#### DATASET CONTENT ####

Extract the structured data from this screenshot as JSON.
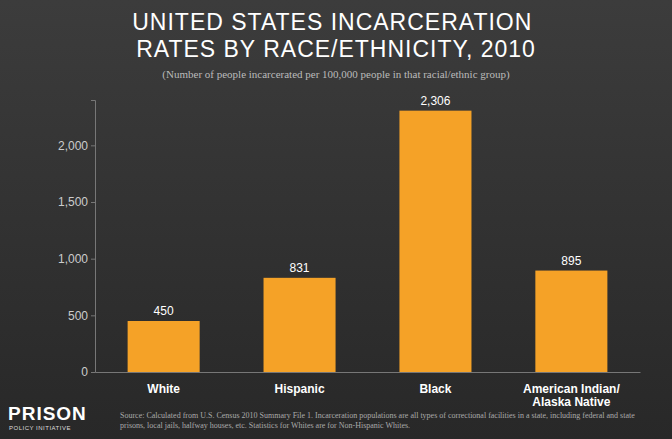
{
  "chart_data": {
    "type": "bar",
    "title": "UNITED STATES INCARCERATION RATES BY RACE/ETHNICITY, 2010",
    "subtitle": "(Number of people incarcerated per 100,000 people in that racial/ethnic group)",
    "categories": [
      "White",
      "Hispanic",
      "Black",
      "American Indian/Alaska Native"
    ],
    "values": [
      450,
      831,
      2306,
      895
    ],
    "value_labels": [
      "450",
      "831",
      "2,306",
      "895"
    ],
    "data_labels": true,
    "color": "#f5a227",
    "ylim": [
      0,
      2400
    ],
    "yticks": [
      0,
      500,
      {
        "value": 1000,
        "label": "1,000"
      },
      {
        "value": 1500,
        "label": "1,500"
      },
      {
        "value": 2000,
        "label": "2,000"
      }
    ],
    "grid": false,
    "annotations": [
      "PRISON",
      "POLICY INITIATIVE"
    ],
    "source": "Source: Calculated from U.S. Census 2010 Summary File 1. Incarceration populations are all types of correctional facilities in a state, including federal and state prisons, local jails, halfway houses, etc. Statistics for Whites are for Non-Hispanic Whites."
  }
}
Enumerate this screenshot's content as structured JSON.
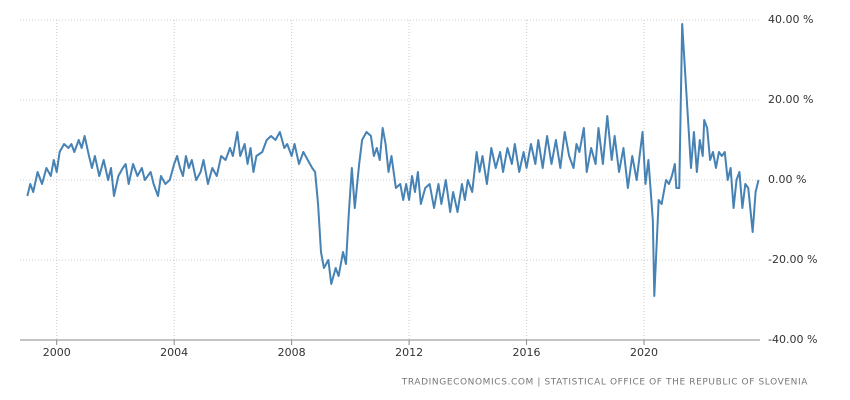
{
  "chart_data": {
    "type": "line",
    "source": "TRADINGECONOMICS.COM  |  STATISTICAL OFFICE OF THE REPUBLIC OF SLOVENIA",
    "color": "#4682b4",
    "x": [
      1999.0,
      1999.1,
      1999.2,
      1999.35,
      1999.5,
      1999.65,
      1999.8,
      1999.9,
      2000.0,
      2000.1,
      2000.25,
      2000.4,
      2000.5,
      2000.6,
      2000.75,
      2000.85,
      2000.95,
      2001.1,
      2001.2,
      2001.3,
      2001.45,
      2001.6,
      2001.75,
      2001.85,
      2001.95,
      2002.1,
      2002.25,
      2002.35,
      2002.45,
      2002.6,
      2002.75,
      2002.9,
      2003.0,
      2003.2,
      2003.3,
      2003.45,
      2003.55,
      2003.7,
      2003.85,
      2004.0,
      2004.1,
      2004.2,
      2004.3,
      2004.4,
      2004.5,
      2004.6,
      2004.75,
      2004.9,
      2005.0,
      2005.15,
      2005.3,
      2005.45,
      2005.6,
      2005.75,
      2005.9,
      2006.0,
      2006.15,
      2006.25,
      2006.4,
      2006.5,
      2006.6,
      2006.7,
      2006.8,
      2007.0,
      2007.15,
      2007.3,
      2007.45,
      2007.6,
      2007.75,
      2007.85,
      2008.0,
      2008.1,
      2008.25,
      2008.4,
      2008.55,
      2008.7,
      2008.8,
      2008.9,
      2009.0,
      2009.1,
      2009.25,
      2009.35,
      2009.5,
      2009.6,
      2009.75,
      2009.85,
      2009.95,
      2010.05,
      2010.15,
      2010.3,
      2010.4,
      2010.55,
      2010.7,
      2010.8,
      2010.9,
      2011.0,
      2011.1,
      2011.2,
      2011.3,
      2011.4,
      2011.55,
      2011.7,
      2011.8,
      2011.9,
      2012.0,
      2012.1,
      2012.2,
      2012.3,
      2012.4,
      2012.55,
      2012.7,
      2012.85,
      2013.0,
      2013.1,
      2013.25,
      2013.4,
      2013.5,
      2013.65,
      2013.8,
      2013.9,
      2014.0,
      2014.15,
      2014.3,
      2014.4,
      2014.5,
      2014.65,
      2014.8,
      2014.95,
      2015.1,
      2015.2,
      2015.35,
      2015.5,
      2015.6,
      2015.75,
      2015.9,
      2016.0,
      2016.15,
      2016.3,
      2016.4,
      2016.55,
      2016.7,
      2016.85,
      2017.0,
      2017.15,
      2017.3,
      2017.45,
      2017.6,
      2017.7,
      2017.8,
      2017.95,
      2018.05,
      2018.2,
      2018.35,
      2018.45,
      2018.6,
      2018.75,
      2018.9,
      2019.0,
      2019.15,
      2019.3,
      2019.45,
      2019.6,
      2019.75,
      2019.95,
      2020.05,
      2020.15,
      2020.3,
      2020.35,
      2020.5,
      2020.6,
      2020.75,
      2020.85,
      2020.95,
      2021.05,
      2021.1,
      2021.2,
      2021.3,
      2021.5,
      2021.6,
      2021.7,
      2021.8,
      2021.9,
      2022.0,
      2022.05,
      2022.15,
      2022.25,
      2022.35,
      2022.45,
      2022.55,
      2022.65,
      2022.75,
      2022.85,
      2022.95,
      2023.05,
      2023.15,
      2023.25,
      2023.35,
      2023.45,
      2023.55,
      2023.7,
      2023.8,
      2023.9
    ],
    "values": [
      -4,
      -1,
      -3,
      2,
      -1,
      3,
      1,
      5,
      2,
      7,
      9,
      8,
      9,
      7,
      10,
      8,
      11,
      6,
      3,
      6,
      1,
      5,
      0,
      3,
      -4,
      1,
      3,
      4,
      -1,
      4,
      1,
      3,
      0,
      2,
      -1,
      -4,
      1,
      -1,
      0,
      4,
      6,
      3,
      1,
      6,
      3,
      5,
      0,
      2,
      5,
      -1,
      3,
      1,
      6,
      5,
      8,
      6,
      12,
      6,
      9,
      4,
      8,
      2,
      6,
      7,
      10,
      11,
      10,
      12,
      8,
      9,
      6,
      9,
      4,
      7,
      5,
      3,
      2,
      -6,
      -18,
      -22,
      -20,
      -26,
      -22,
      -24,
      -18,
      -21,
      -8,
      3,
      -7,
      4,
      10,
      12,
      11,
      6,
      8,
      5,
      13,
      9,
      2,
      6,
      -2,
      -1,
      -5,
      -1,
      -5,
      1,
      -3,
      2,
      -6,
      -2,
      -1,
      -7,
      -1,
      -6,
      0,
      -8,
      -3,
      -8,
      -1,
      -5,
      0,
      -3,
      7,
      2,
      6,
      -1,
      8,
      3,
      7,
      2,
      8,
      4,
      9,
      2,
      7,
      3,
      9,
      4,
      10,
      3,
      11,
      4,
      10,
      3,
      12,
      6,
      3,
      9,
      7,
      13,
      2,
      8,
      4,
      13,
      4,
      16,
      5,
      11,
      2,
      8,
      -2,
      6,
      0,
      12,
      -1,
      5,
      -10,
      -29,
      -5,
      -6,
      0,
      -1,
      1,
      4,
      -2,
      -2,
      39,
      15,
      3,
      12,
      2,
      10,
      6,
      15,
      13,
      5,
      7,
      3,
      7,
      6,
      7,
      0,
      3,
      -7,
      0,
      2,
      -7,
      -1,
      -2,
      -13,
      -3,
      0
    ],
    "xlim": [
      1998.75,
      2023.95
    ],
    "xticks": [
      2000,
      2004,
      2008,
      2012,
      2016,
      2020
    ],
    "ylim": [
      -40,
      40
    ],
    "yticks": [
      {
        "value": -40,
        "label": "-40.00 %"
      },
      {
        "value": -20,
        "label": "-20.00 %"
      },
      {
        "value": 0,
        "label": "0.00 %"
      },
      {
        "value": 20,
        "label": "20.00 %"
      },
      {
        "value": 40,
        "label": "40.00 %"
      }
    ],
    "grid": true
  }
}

####
#### DATASET CONTENT ####

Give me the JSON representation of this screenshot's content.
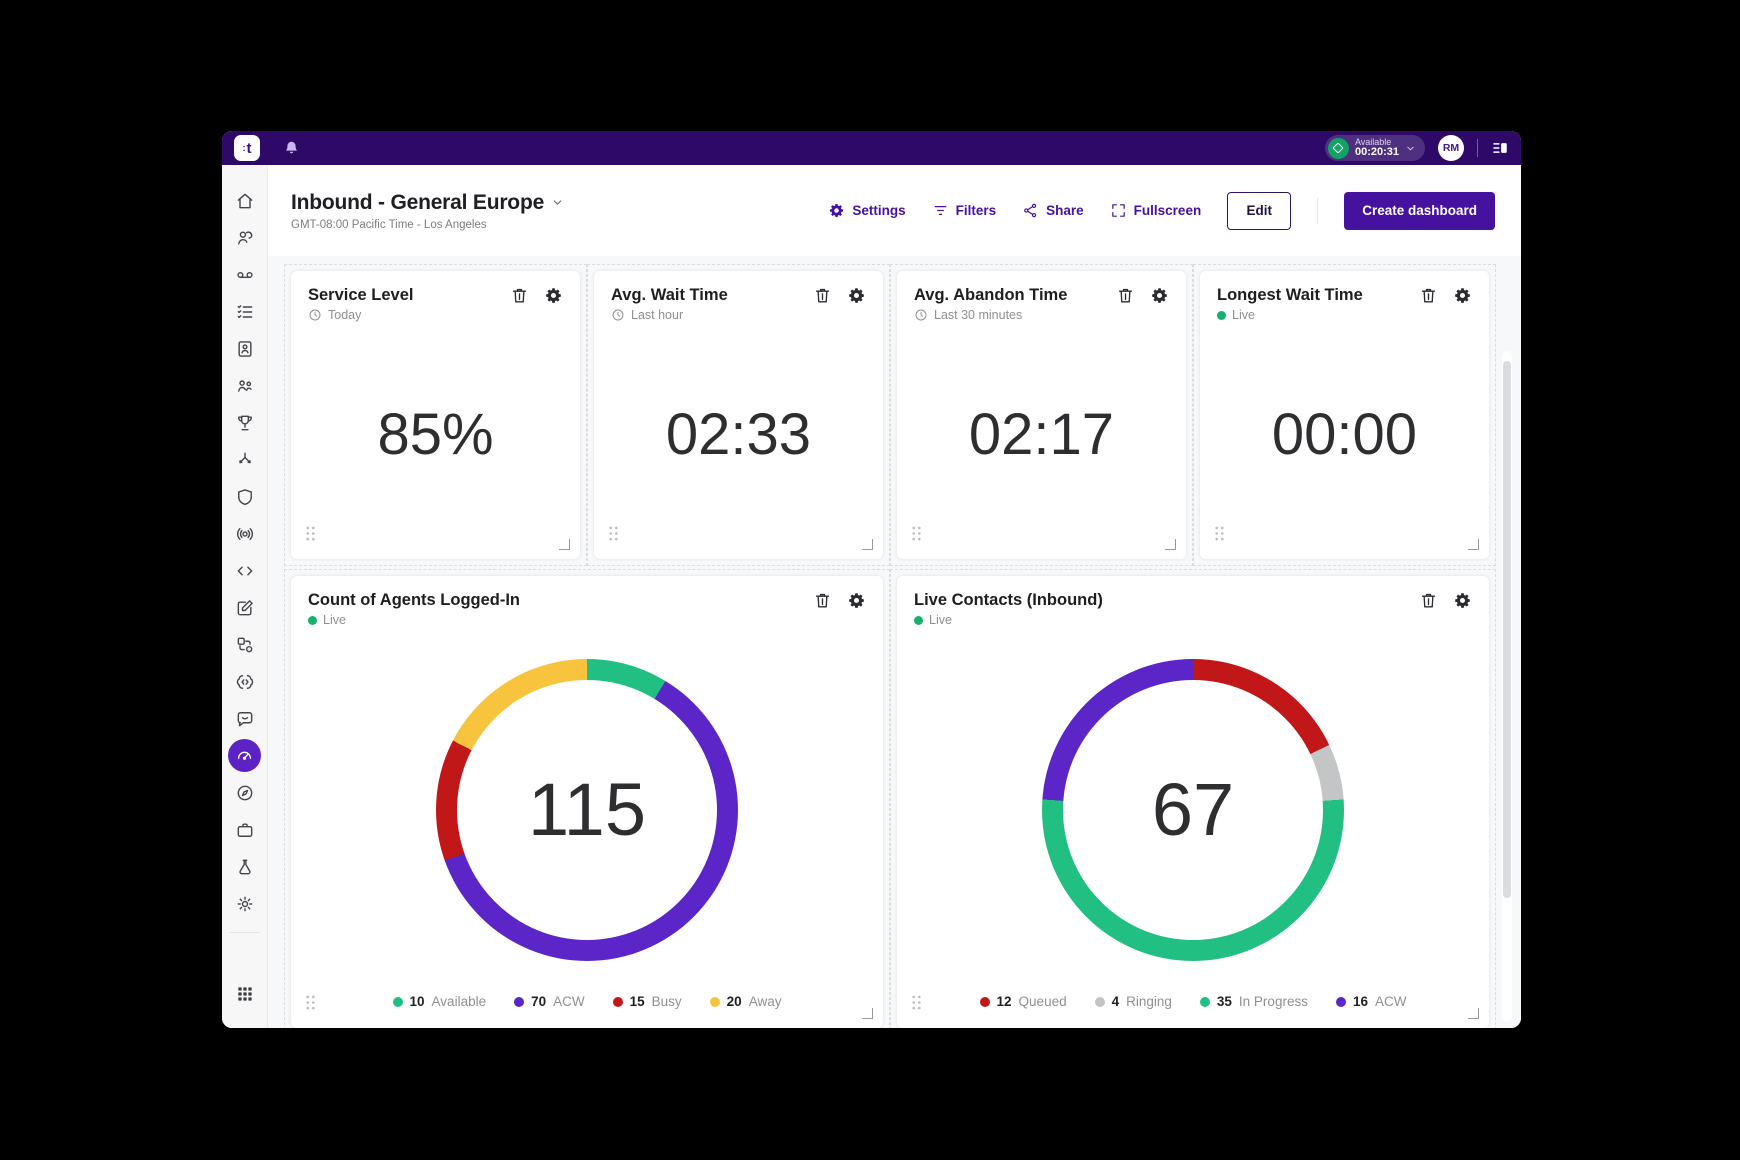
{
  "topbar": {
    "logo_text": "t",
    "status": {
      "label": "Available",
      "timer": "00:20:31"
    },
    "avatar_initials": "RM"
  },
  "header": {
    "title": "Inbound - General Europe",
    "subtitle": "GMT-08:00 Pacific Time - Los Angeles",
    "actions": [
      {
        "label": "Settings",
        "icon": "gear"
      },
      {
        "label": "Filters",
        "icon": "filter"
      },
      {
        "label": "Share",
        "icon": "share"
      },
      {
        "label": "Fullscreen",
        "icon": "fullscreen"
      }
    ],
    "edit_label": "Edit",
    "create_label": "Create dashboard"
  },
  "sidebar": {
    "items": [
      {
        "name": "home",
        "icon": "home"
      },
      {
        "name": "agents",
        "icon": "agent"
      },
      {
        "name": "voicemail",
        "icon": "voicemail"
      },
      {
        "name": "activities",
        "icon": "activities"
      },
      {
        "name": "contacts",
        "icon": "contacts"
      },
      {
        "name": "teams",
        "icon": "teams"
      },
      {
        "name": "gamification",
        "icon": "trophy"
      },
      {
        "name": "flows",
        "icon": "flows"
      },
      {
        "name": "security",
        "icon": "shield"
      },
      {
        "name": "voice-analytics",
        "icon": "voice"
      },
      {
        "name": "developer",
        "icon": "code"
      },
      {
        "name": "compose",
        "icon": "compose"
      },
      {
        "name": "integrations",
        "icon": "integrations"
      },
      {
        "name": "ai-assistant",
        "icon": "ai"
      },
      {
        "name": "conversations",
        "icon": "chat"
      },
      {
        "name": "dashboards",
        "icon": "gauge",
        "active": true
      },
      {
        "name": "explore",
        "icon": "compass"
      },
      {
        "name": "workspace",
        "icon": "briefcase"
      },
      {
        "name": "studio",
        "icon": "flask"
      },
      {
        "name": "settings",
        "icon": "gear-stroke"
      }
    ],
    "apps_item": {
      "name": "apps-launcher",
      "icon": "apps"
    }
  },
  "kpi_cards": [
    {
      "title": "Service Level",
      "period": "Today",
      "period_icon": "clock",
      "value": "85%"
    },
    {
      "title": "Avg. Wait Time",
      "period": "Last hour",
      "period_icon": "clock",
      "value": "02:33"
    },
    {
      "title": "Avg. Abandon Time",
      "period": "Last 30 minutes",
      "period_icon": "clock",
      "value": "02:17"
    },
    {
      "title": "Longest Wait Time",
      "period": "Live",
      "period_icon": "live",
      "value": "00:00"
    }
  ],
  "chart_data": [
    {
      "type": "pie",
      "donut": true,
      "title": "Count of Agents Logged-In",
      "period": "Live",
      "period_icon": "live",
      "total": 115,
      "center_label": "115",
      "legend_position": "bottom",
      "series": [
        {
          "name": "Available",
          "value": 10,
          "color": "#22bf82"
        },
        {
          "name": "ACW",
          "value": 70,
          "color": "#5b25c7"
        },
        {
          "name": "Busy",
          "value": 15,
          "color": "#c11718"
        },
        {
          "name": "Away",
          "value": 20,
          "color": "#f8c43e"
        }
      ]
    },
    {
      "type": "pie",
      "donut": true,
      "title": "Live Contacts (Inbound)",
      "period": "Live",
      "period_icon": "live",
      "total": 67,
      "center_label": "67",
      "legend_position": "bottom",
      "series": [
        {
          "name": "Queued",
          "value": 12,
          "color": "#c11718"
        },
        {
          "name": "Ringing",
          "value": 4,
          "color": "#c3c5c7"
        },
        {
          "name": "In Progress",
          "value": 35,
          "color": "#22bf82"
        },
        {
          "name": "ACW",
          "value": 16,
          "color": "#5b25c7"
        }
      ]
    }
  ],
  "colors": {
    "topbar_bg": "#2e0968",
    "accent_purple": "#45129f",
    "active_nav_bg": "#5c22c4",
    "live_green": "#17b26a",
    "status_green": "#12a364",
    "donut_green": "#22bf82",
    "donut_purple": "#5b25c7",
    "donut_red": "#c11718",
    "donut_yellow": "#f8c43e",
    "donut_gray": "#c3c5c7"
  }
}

####

REQUEST -> Among the lines of the data above, count those holding "Inbound" and state only the number.

EXERCISE RESULT -> 2